● Stated problem
Write out the whole of the material exactly.

[Records]
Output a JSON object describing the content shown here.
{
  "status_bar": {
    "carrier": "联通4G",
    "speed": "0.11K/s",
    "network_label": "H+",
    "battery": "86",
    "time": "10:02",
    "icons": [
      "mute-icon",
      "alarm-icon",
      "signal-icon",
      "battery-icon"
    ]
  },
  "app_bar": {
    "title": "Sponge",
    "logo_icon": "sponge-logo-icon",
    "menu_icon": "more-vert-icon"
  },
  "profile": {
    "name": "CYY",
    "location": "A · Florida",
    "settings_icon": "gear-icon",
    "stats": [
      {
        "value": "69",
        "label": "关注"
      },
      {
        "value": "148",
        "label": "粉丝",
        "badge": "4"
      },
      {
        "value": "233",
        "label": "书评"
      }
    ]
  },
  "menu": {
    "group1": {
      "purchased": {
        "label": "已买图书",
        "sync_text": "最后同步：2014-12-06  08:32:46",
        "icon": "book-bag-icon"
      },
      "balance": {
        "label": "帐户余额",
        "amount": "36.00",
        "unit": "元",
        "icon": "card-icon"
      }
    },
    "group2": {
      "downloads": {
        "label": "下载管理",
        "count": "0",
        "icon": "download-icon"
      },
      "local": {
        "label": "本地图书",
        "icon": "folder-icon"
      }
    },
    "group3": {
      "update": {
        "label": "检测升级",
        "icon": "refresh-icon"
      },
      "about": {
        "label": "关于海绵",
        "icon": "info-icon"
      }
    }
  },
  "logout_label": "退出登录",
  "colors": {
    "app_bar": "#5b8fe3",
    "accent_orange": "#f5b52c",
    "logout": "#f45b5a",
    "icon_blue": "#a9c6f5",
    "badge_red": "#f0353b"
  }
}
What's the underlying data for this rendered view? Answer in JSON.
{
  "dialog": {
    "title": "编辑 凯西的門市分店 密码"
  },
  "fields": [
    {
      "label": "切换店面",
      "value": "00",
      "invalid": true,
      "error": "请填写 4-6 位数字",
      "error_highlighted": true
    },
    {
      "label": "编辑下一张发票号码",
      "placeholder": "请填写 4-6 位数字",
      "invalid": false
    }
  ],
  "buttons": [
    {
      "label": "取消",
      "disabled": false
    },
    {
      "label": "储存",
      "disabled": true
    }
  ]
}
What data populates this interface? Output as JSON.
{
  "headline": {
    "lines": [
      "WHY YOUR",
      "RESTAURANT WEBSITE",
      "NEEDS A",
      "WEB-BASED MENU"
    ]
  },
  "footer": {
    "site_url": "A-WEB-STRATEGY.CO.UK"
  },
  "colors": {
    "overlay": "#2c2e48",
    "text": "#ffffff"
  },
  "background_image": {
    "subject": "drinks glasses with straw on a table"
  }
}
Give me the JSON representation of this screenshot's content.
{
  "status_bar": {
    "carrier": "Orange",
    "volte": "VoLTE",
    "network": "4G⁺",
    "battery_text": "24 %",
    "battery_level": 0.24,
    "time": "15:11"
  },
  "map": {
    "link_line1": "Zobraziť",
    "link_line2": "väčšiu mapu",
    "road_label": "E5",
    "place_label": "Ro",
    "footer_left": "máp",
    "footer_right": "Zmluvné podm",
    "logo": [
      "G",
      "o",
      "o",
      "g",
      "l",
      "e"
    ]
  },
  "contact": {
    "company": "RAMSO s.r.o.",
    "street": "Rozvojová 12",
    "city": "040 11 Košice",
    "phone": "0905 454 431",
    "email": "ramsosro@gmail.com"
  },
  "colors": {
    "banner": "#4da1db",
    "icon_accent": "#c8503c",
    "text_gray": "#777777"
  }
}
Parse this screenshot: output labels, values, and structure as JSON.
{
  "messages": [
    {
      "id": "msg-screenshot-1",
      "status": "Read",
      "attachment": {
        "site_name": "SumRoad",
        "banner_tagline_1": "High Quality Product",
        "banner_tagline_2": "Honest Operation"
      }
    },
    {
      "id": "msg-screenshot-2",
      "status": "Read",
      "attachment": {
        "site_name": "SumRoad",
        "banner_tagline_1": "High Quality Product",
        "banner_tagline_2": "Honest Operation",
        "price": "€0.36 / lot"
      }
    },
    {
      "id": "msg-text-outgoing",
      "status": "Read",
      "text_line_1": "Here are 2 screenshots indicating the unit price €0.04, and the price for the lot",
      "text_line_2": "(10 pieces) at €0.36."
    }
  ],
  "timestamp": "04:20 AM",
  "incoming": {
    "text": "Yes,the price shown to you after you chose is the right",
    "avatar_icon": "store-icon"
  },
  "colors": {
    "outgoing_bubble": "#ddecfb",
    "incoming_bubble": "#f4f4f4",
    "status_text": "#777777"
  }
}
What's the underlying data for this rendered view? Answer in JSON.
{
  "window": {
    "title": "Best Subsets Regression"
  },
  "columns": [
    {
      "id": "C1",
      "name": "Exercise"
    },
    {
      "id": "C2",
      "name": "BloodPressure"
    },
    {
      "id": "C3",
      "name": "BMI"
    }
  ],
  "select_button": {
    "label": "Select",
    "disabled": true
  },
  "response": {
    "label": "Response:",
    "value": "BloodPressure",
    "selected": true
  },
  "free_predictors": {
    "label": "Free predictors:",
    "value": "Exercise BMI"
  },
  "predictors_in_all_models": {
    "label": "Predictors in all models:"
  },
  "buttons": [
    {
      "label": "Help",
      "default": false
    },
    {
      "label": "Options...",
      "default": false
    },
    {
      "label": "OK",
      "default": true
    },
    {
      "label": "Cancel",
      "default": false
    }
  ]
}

● Answer to the task
Output a JSON object describing the content shown here.
{
  "status_bar": {
    "carrier": "联通4G",
    "speed": "0.11K/s",
    "network_label": "H+",
    "battery": "86",
    "time": "10:02",
    "icons": [
      "mute-icon",
      "alarm-icon",
      "signal-icon",
      "battery-icon"
    ]
  },
  "app_bar": {
    "title": "Sponge",
    "logo_icon": "sponge-logo-icon",
    "menu_icon": "more-vert-icon"
  },
  "profile": {
    "name": "CYY",
    "location": "A · Florida",
    "settings_icon": "gear-icon",
    "stats": [
      {
        "value": "69",
        "label": "关注"
      },
      {
        "value": "148",
        "label": "粉丝",
        "badge": "4"
      },
      {
        "value": "233",
        "label": "书评"
      }
    ]
  },
  "menu": {
    "group1": {
      "purchased": {
        "label": "已买图书",
        "sync_text": "最后同步：2014-12-06  08:32:46",
        "icon": "book-bag-icon"
      },
      "balance": {
        "label": "帐户余额",
        "amount": "36.00",
        "unit": "元",
        "icon": "card-icon"
      }
    },
    "group2": {
      "downloads": {
        "label": "下载管理",
        "count": "0",
        "icon": "download-icon"
      },
      "local": {
        "label": "本地图书",
        "icon": "folder-icon"
      }
    },
    "group3": {
      "update": {
        "label": "检测升级",
        "icon": "refresh-icon"
      },
      "about": {
        "label": "关于海绵",
        "icon": "info-icon"
      }
    }
  },
  "logout_label": "退出登录",
  "colors": {
    "app_bar": "#5b8fe3",
    "accent_orange": "#f5b52c",
    "logout": "#f45b5a",
    "icon_blue": "#a9c6f5",
    "badge_red": "#f0353b"
  }
}
What's the underlying data for this rendered view? Answer in JSON.
{
  "dialog": {
    "title": "编辑 凯西的門市分店 密码"
  },
  "fields": [
    {
      "label": "切换店面",
      "value": "00",
      "invalid": true,
      "error": "请填写 4-6 位数字",
      "error_highlighted": true
    },
    {
      "label": "编辑下一张发票号码",
      "placeholder": "请填写 4-6 位数字",
      "invalid": false
    }
  ],
  "buttons": [
    {
      "label": "取消",
      "disabled": false
    },
    {
      "label": "储存",
      "disabled": true
    }
  ]
}
What data populates this interface? Output as JSON.
{
  "headline": {
    "lines": [
      "WHY YOUR",
      "RESTAURANT WEBSITE",
      "NEEDS A",
      "WEB-BASED MENU"
    ]
  },
  "footer": {
    "site_url": "A-WEB-STRATEGY.CO.UK"
  },
  "colors": {
    "overlay": "#2c2e48",
    "text": "#ffffff"
  },
  "background_image": {
    "subject": "drinks glasses with straw on a table"
  }
}
Give me the JSON representation of this screenshot's content.
{
  "status_bar": {
    "carrier": "Orange",
    "volte": "VoLTE",
    "network": "4G⁺",
    "battery_text": "24 %",
    "battery_level": 0.24,
    "time": "15:11"
  },
  "map": {
    "link_line1": "Zobraziť",
    "link_line2": "väčšiu mapu",
    "road_label": "E5",
    "place_label": "Ro",
    "footer_left": "máp",
    "footer_right": "Zmluvné podm",
    "logo": [
      "G",
      "o",
      "o",
      "g",
      "l",
      "e"
    ]
  },
  "contact": {
    "company": "RAMSO s.r.o.",
    "street": "Rozvojová 12",
    "city": "040 11 Košice",
    "phone": "0905 454 431",
    "email": "ramsosro@gmail.com"
  },
  "colors": {
    "banner": "#4da1db",
    "icon_accent": "#c8503c",
    "text_gray": "#777777"
  }
}
Parse this screenshot: output labels, values, and structure as JSON.
{
  "messages": [
    {
      "id": "msg-screenshot-1",
      "status": "Read",
      "attachment": {
        "site_name": "SumRoad",
        "banner_tagline_1": "High Quality Product",
        "banner_tagline_2": "Honest Operation"
      }
    },
    {
      "id": "msg-screenshot-2",
      "status": "Read",
      "attachment": {
        "site_name": "SumRoad",
        "banner_tagline_1": "High Quality Product",
        "banner_tagline_2": "Honest Operation",
        "price": "€0.36 / lot"
      }
    },
    {
      "id": "msg-text-outgoing",
      "status": "Read",
      "text_line_1": "Here are 2 screenshots indicating the unit price €0.04, and the price for the lot",
      "text_line_2": "(10 pieces) at €0.36."
    }
  ],
  "timestamp": "04:20 AM",
  "incoming": {
    "text": "Yes,the price shown to you after you chose is the right",
    "avatar_icon": "store-icon"
  },
  "colors": {
    "outgoing_bubble": "#ddecfb",
    "incoming_bubble": "#f4f4f4",
    "status_text": "#777777"
  }
}
What's the underlying data for this rendered view? Answer in JSON.
{
  "window": {
    "title": "Best Subsets Regression"
  },
  "columns": [
    {
      "id": "C1",
      "name": "Exercise"
    },
    {
      "id": "C2",
      "name": "BloodPressure"
    },
    {
      "id": "C3",
      "name": "BMI"
    }
  ],
  "select_button": {
    "label": "Select",
    "disabled": true
  },
  "response": {
    "label": "Response:",
    "value": "BloodPressure",
    "selected": true
  },
  "free_predictors": {
    "label": "Free predictors:",
    "value": "Exercise BMI"
  },
  "predictors_in_all_models": {
    "label": "Predictors in all models:"
  },
  "buttons": [
    {
      "label": "Help",
      "default": false
    },
    {
      "label": "Options...",
      "default": false
    },
    {
      "label": "OK",
      "default": true
    },
    {
      "label": "Cancel",
      "default": false
    }
  ]
}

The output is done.